> **Your objective**:
Provide only the number of lines in the data below that contain the string "GEOMETRY".

--- start of Provided material ---

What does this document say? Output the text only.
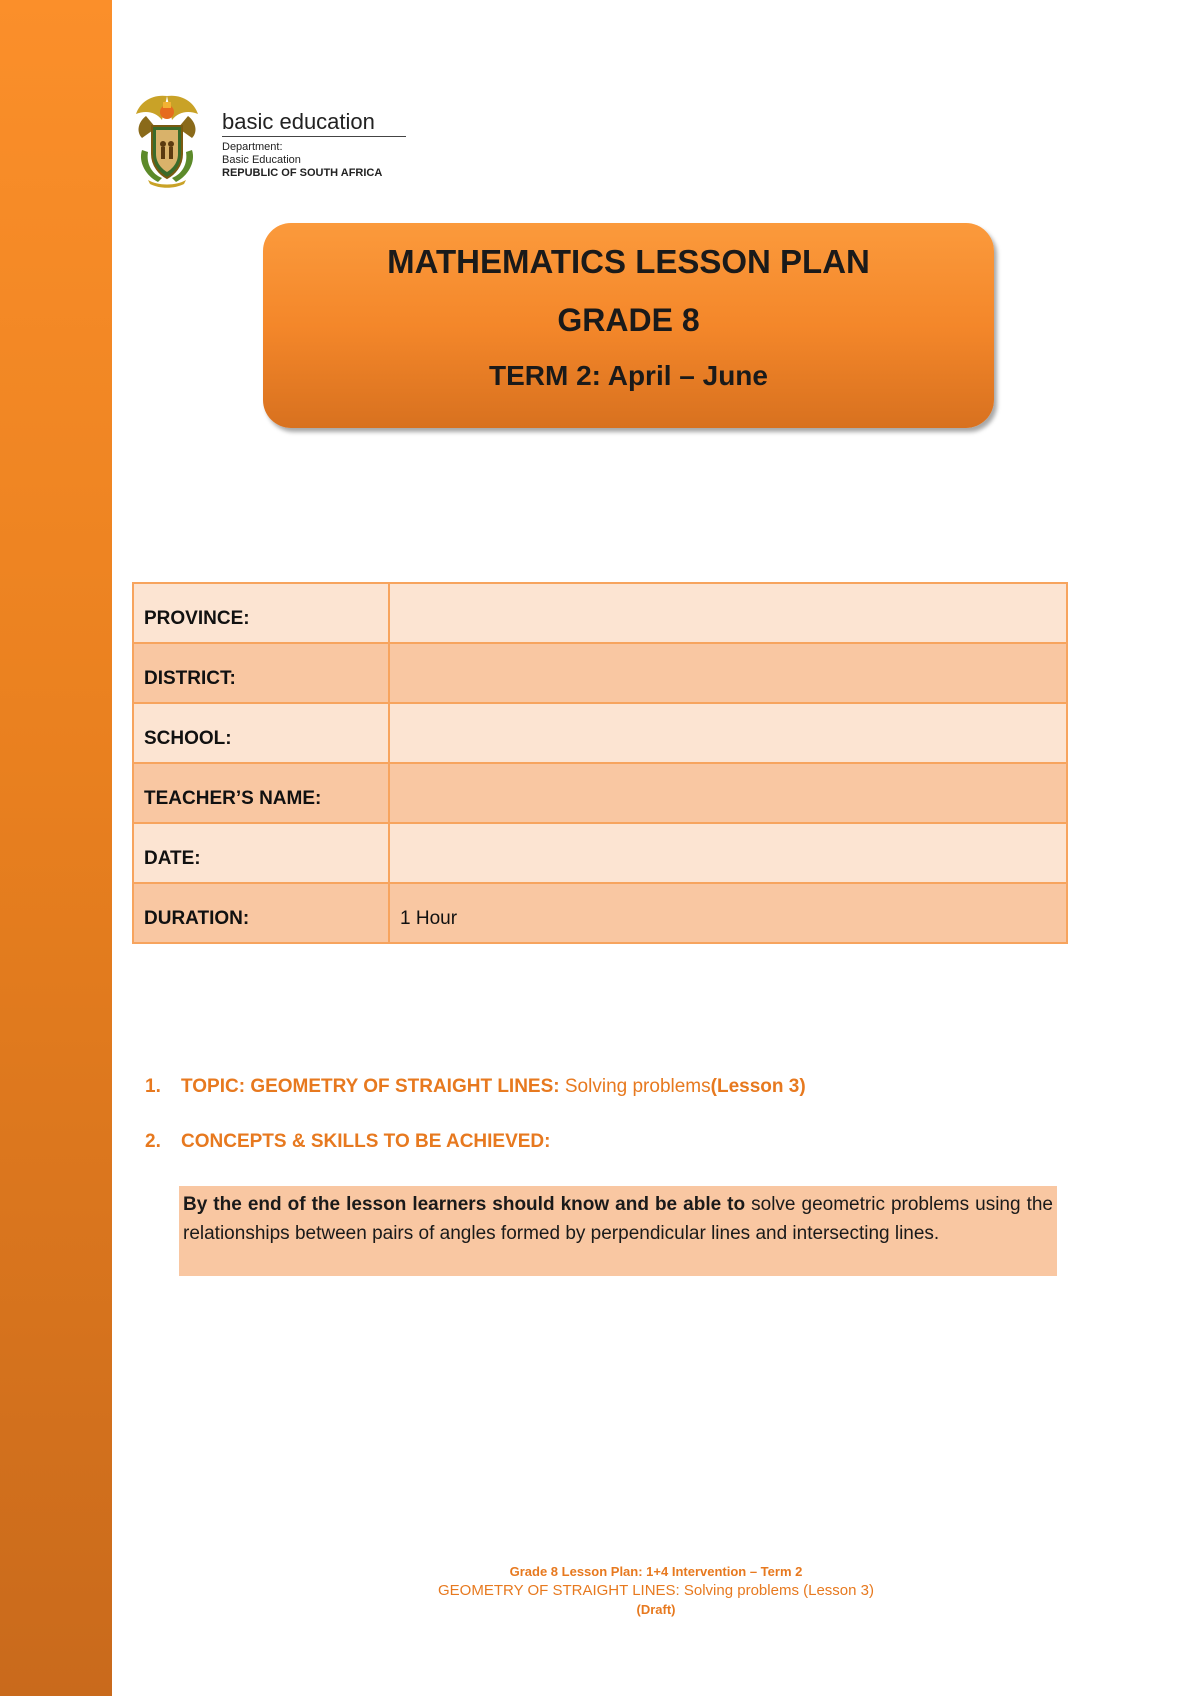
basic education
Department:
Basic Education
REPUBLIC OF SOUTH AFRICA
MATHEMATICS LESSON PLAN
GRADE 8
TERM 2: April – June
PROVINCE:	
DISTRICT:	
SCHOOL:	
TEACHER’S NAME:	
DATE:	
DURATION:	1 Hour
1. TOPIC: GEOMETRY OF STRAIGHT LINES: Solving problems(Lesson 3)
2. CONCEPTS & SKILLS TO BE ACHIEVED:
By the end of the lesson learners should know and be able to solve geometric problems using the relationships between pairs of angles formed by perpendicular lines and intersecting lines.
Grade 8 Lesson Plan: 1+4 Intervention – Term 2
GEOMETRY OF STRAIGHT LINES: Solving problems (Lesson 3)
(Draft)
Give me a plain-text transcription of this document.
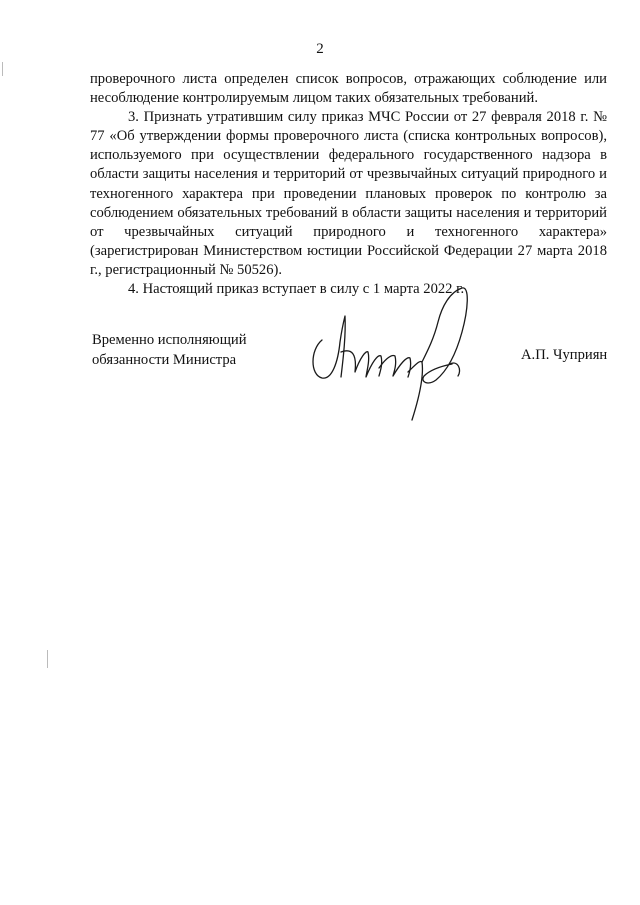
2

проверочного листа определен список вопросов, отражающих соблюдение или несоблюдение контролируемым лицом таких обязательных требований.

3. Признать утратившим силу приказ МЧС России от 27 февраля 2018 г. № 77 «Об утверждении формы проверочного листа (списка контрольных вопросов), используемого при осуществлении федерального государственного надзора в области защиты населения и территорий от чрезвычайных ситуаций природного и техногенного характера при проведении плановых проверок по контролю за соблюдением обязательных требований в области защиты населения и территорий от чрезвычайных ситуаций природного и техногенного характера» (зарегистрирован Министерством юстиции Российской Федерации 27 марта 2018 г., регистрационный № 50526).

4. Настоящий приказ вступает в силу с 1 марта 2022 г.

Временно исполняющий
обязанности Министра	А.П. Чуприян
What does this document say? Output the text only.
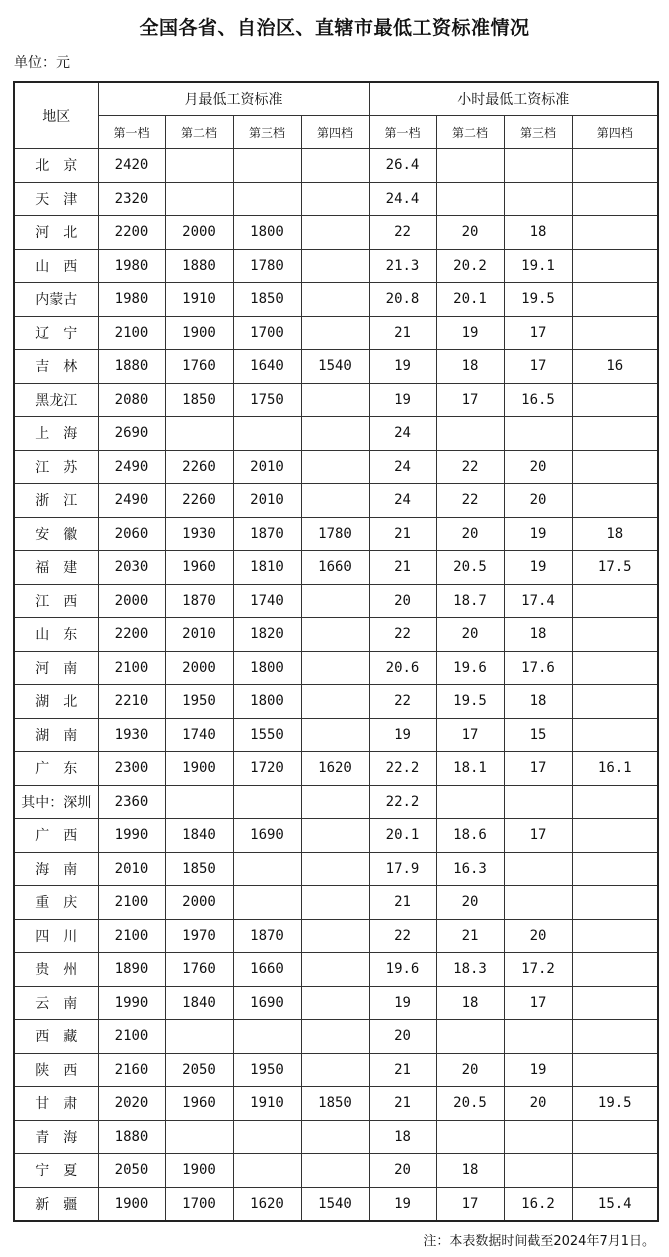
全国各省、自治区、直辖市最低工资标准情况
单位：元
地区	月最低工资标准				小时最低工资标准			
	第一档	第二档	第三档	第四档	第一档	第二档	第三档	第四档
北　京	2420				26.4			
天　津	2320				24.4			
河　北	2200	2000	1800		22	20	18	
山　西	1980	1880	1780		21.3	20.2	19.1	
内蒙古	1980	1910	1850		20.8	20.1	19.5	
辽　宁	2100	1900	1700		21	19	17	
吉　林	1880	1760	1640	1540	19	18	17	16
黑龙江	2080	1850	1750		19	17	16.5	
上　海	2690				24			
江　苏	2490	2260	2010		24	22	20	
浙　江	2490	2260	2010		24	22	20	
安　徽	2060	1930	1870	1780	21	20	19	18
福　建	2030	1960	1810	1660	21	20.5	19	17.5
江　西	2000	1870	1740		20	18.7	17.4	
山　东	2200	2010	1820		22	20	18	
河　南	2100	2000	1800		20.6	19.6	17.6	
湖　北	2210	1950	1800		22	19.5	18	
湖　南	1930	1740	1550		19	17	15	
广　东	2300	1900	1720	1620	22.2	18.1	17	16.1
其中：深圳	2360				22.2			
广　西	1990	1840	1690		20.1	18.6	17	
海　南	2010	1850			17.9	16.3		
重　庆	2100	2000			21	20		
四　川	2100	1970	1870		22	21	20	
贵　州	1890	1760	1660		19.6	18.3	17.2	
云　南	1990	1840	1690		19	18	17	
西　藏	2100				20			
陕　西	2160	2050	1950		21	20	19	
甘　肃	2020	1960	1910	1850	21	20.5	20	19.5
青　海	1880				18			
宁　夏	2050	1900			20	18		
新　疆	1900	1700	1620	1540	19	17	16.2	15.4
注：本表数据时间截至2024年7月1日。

--- end of Provided material ---

> **Exercise answer**:
2